Work to complete -> Skip any picture you find and retype all the remaining lines exactly.

Exercise material ->
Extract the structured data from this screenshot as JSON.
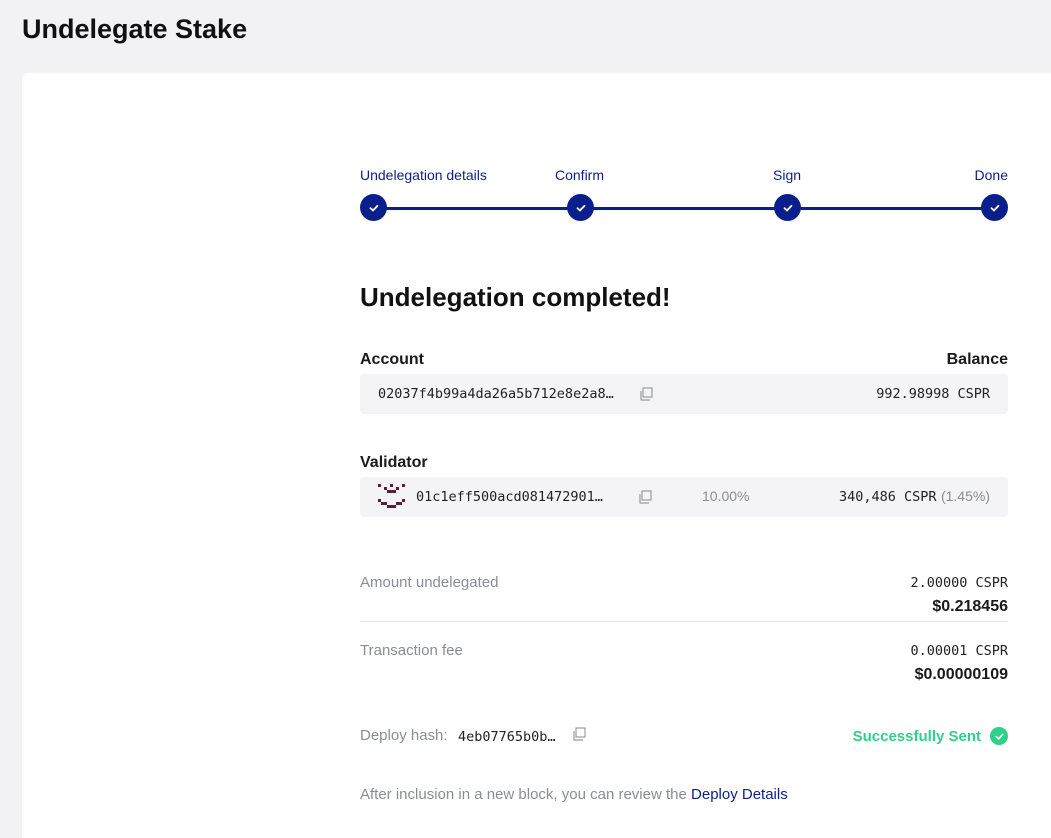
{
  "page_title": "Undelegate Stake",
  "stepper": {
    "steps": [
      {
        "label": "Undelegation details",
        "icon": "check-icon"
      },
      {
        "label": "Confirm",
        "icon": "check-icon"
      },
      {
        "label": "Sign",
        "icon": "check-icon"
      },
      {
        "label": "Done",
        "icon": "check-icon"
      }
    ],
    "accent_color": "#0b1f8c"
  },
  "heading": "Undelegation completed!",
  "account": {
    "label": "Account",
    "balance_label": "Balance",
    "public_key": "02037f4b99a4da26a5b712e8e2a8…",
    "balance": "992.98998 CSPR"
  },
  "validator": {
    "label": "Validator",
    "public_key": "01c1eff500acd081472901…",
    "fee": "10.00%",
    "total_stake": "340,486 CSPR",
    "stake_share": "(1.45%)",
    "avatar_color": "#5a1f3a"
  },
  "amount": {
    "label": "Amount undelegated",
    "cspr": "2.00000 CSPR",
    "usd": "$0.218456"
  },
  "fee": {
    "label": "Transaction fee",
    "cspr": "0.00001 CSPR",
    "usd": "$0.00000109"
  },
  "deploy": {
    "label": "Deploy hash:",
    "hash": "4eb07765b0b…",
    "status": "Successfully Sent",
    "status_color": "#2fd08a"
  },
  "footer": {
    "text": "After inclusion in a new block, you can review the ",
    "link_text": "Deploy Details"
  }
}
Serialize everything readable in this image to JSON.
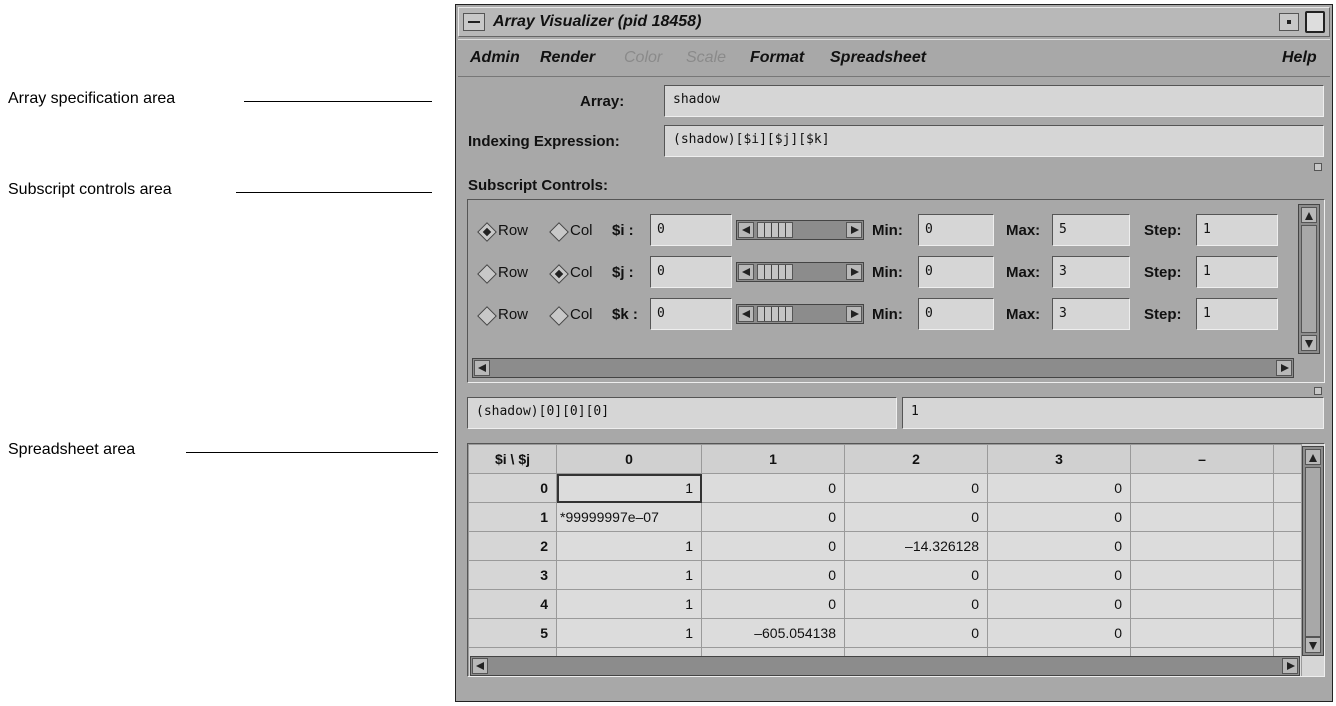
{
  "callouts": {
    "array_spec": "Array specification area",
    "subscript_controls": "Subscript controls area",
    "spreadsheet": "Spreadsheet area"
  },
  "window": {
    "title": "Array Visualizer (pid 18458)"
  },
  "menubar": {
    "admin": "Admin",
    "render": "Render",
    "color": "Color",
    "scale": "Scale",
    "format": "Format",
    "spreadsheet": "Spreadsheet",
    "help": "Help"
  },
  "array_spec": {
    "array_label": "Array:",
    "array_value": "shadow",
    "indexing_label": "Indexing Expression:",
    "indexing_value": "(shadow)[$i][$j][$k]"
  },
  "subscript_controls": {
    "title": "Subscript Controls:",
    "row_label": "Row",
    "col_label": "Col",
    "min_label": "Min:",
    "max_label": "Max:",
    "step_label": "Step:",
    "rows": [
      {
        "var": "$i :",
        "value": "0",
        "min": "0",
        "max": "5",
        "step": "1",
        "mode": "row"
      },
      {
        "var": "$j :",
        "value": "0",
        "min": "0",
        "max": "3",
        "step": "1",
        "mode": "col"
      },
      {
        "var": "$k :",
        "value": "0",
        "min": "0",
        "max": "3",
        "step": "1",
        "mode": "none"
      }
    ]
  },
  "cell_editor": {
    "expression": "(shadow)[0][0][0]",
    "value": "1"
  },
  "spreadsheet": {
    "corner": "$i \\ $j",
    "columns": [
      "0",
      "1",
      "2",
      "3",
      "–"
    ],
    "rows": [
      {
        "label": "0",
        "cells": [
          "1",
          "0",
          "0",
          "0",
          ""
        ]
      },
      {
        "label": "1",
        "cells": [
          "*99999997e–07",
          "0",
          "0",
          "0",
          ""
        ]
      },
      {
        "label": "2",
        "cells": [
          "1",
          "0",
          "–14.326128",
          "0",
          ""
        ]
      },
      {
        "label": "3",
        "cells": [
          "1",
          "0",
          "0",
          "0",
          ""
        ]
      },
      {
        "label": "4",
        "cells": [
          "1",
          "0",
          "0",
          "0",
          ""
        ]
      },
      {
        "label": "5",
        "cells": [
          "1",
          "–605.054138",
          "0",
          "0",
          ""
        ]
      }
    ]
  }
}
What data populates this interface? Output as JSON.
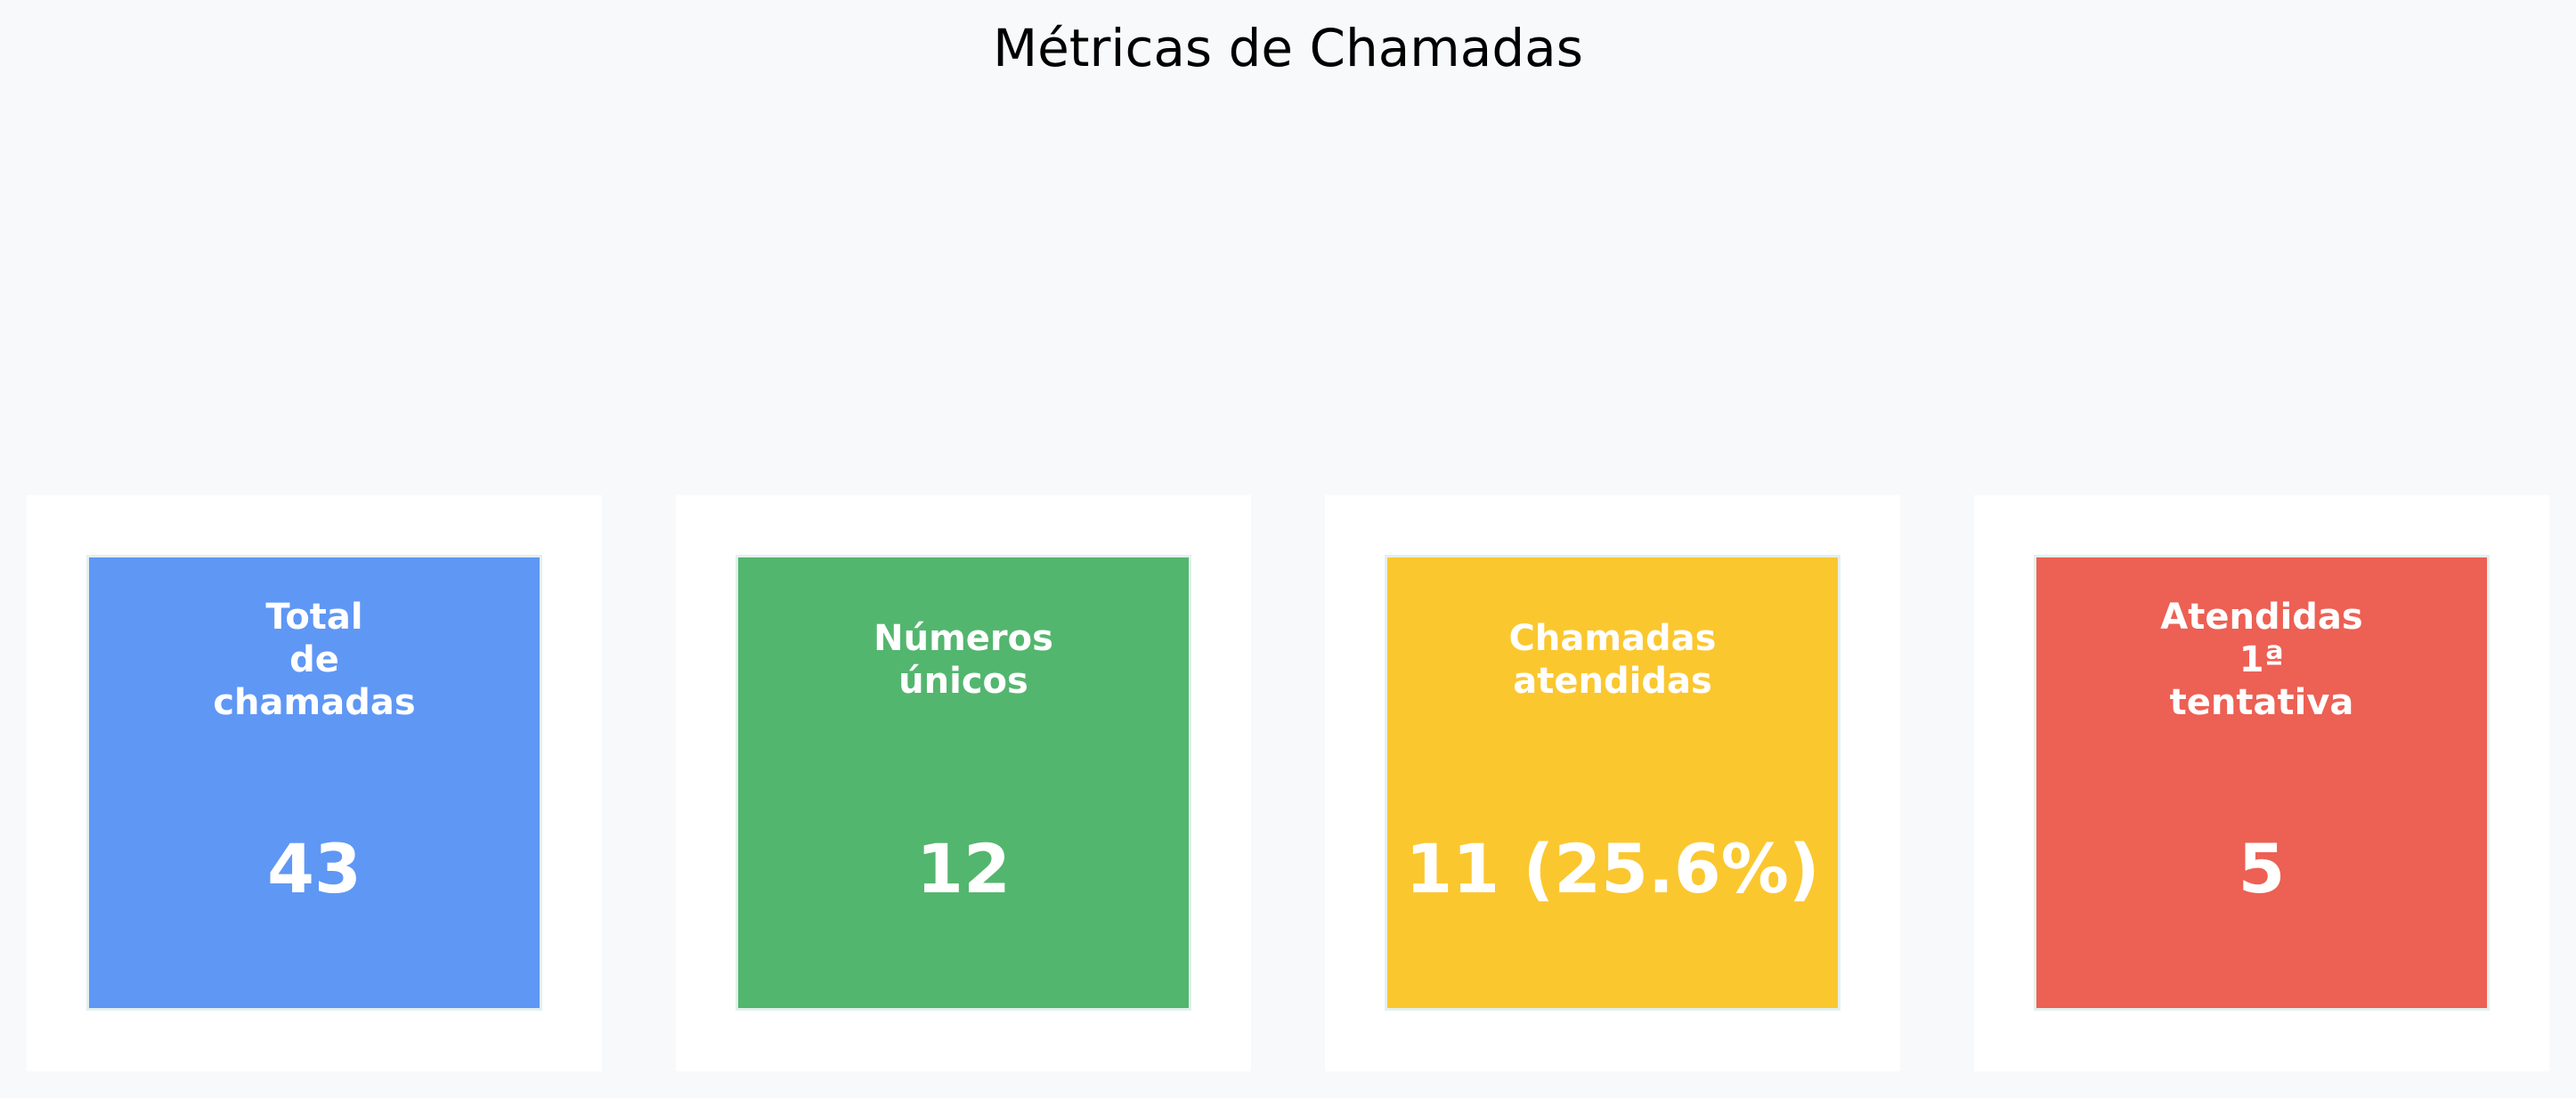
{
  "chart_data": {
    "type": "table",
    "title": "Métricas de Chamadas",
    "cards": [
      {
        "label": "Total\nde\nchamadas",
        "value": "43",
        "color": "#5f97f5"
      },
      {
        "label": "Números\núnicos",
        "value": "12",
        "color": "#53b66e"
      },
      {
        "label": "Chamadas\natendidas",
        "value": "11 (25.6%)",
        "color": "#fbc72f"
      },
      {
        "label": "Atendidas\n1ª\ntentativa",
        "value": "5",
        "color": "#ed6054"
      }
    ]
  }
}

Answer to the exercise ->
Extract the structured data from this screenshot as JSON.
{
  "page_title": "Undelegate Stake",
  "stepper": {
    "steps": [
      {
        "label": "Undelegation details",
        "icon": "check-icon"
      },
      {
        "label": "Confirm",
        "icon": "check-icon"
      },
      {
        "label": "Sign",
        "icon": "check-icon"
      },
      {
        "label": "Done",
        "icon": "check-icon"
      }
    ],
    "accent_color": "#0b1f8c"
  },
  "heading": "Undelegation completed!",
  "account": {
    "label": "Account",
    "balance_label": "Balance",
    "public_key": "02037f4b99a4da26a5b712e8e2a8…",
    "balance": "992.98998 CSPR"
  },
  "validator": {
    "label": "Validator",
    "public_key": "01c1eff500acd081472901…",
    "fee": "10.00%",
    "total_stake": "340,486 CSPR",
    "stake_share": "(1.45%)",
    "avatar_color": "#5a1f3a"
  },
  "amount": {
    "label": "Amount undelegated",
    "cspr": "2.00000 CSPR",
    "usd": "$0.218456"
  },
  "fee": {
    "label": "Transaction fee",
    "cspr": "0.00001 CSPR",
    "usd": "$0.00000109"
  },
  "deploy": {
    "label": "Deploy hash:",
    "hash": "4eb07765b0b…",
    "status": "Successfully Sent",
    "status_color": "#2fd08a"
  },
  "footer": {
    "text": "After inclusion in a new block, you can review the ",
    "link_text": "Deploy Details"
  }
}
Serialize everything readable in this image to JSON.
{
  "callouts": {
    "array_spec": "Array specification area",
    "subscript_controls": "Subscript controls area",
    "spreadsheet": "Spreadsheet area"
  },
  "window": {
    "title": "Array Visualizer (pid 18458)"
  },
  "menubar": {
    "admin": "Admin",
    "render": "Render",
    "color": "Color",
    "scale": "Scale",
    "format": "Format",
    "spreadsheet": "Spreadsheet",
    "help": "Help"
  },
  "array_spec": {
    "array_label": "Array:",
    "array_value": "shadow",
    "indexing_label": "Indexing Expression:",
    "indexing_value": "(shadow)[$i][$j][$k]"
  },
  "subscript_controls": {
    "title": "Subscript Controls:",
    "row_label": "Row",
    "col_label": "Col",
    "min_label": "Min:",
    "max_label": "Max:",
    "step_label": "Step:",
    "rows": [
      {
        "var": "$i :",
        "value": "0",
        "min": "0",
        "max": "5",
        "step": "1",
        "mode": "row"
      },
      {
        "var": "$j :",
        "value": "0",
        "min": "0",
        "max": "3",
        "step": "1",
        "mode": "col"
      },
      {
        "var": "$k :",
        "value": "0",
        "min": "0",
        "max": "3",
        "step": "1",
        "mode": "none"
      }
    ]
  },
  "cell_editor": {
    "expression": "(shadow)[0][0][0]",
    "value": "1"
  },
  "spreadsheet": {
    "corner": "$i \\ $j",
    "columns": [
      "0",
      "1",
      "2",
      "3",
      "–"
    ],
    "rows": [
      {
        "label": "0",
        "cells": [
          "1",
          "0",
          "0",
          "0",
          ""
        ]
      },
      {
        "label": "1",
        "cells": [
          "*99999997e–07",
          "0",
          "0",
          "0",
          ""
        ]
      },
      {
        "label": "2",
        "cells": [
          "1",
          "0",
          "–14.326128",
          "0",
          ""
        ]
      },
      {
        "label": "3",
        "cells": [
          "1",
          "0",
          "0",
          "0",
          ""
        ]
      },
      {
        "label": "4",
        "cells": [
          "1",
          "0",
          "0",
          "0",
          ""
        ]
      },
      {
        "label": "5",
        "cells": [
          "1",
          "–605.054138",
          "0",
          "0",
          ""
        ]
      }
    ]
  }
}
What data populates this interface? Output as JSON.
{
  "chart_data": {
    "type": "table",
    "title": "Métricas de Chamadas",
    "cards": [
      {
        "label": "Total\nde\nchamadas",
        "value": "43",
        "color": "#5f97f5"
      },
      {
        "label": "Números\núnicos",
        "value": "12",
        "color": "#53b66e"
      },
      {
        "label": "Chamadas\natendidas",
        "value": "11 (25.6%)",
        "color": "#fbc72f"
      },
      {
        "label": "Atendidas\n1ª\ntentativa",
        "value": "5",
        "color": "#ed6054"
      }
    ]
  }
}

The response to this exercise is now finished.